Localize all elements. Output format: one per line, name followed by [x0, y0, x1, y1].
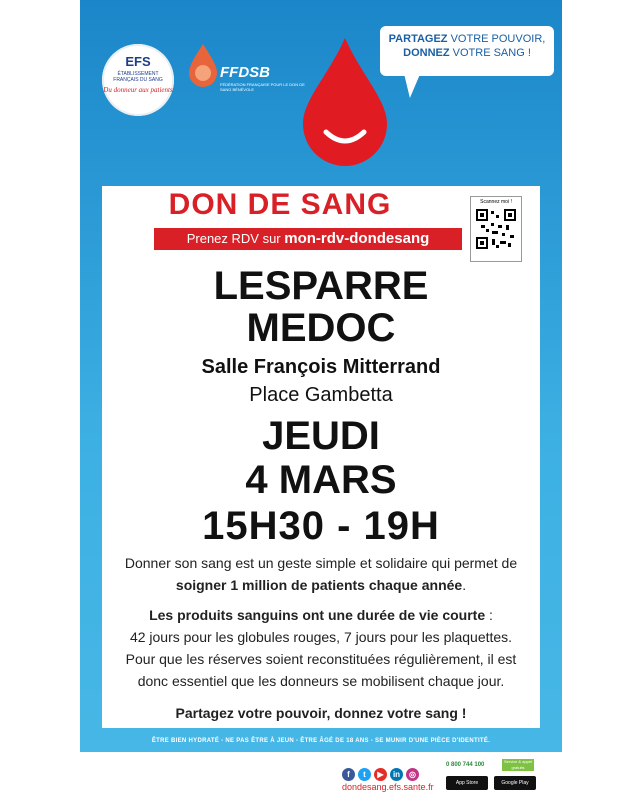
blood-drop-icon [298, 36, 392, 166]
efs-logo [102, 44, 174, 116]
info-card [102, 186, 540, 728]
products-line4: donc essentiel que les donneurs se mobilisent chaque jour. [137, 673, 505, 689]
footer-bar [80, 752, 562, 800]
intro-line2-bold: soigner 1 million de patients chaque année [175, 577, 463, 593]
intro-line1: Donner son sang est un geste simple et solidaire qui permet de [124, 555, 518, 571]
qr-code[interactable] [470, 196, 522, 262]
intro-paragraph [112, 552, 530, 596]
youtube-icon[interactable]: ▶ [374, 768, 387, 781]
bubble-line1-rest: VOTRE POUVOIR, [447, 33, 546, 45]
intro-line2-end: . [462, 577, 467, 593]
facebook-icon[interactable]: f [342, 768, 355, 781]
donor-advice: ÊTRE BIEN HYDRATÉ - NE PAS ÊTRE À JEUN - ÊTRE ÂGÉ DE 18 ANS - SE MUNIR D'UNE PIÈCE D'IDENTITÉ. [151, 738, 491, 744]
city-name-line1: LESPARRE [213, 264, 429, 308]
products-heading: Les produits sanguins ont une durée de vie courte [149, 607, 486, 623]
bubble-line1-bold: PARTAGEZ [388, 33, 448, 45]
app-store-button[interactable]: App Store [446, 776, 488, 790]
poster-title: DON DE SANG [168, 188, 392, 221]
efs-logo-name: EFS [125, 54, 151, 69]
twitter-icon[interactable]: t [358, 768, 371, 781]
phone-number[interactable]: 0 800 744 100 [446, 762, 485, 768]
products-paragraph [112, 604, 530, 692]
speech-bubble [380, 26, 554, 76]
phone-badge: Service & appel gratuits [503, 759, 532, 770]
bubble-line2-rest: VOTRE SANG ! [449, 47, 531, 59]
speech-bubble-tail [400, 74, 420, 98]
website-link[interactable]: dondesang.efs.sante.fr [342, 782, 434, 792]
efs-logo-subtitle: ÉTABLISSEMENT FRANÇAIS DU SANG [113, 71, 163, 83]
social-icons [342, 762, 422, 779]
products-line2: 42 jours pour les globules rouges, 7 jours pour les plaquettes. [129, 629, 513, 645]
products-line3: Pour que les réserves soient reconstituées régulièrement, il est [125, 651, 517, 667]
google-play-button[interactable]: Google Play [494, 776, 536, 790]
venue-place: Place Gambetta [249, 384, 393, 406]
rdv-banner[interactable] [154, 228, 462, 250]
rdv-site-link[interactable]: mon-rdv-dondesang [284, 230, 430, 247]
event-date: 4 MARS [245, 458, 397, 502]
venue-name: Salle François Mitterrand [201, 356, 441, 378]
closing-slogan: Partagez votre pouvoir, donnez votre sang ! [175, 705, 467, 721]
linkedin-icon[interactable]: in [390, 768, 403, 781]
ffdsb-logo-subtitle: FÉDÉRATION FRANÇAISE POUR LE DON DE SANG BÉNÉVOLE [220, 82, 305, 92]
instagram-icon[interactable]: ◎ [406, 768, 419, 781]
bubble-line2-bold: DONNEZ [403, 47, 450, 59]
efs-logo-tagline: Du donneur aux patients [103, 86, 173, 94]
poster [80, 0, 562, 800]
rdv-prefix: Prenez RDV sur [186, 231, 285, 246]
qr-caption: Scannez moi ! [480, 199, 512, 205]
qr-code-icon [476, 209, 516, 249]
city-name-line2: MEDOC [246, 306, 396, 350]
ffdsb-drop-icon [186, 42, 220, 88]
products-heading-colon: : [485, 607, 493, 623]
event-day: JEUDI [262, 414, 380, 458]
event-hours: 15H30 - 19H [202, 504, 440, 548]
ffdsb-logo-name: FFDSB [220, 64, 270, 81]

### Task statement
Where a line of the records includes "heading", copy it.

### Task output
products-heading: Les produits sanguins ont une durée de vie courte [149, 607, 486, 623]
products-heading-colon: : [485, 607, 493, 623]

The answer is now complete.